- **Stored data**
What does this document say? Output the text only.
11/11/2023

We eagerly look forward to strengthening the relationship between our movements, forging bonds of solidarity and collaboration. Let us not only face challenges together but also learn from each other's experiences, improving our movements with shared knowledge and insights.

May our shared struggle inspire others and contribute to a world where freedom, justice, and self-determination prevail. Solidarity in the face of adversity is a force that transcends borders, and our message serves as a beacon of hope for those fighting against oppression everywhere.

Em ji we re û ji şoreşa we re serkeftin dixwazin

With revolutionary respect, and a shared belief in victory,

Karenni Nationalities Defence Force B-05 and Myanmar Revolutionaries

- **Short problem**
Go through the data and return every record exactly.

- **Result below**
What does this document say? Output the text only.
11/11/2023

We eagerly look forward to strengthening the relationship between our movements, forging bonds of solidarity and collaboration. Let us not only face challenges together but also learn from each other's experiences, improving our movements with shared knowledge and insights.

May our shared struggle inspire others and contribute to a world where freedom, justice, and self-determination prevail. Solidarity in the face of adversity is a force that transcends borders, and our message serves as a beacon of hope for those fighting against oppression everywhere.

Em ji we re û ji şoreşa we re serkeftin dixwazin

With revolutionary respect, and a shared belief in victory,

Karenni Nationalities Defence Force B-05 and Myanmar Revolutionaries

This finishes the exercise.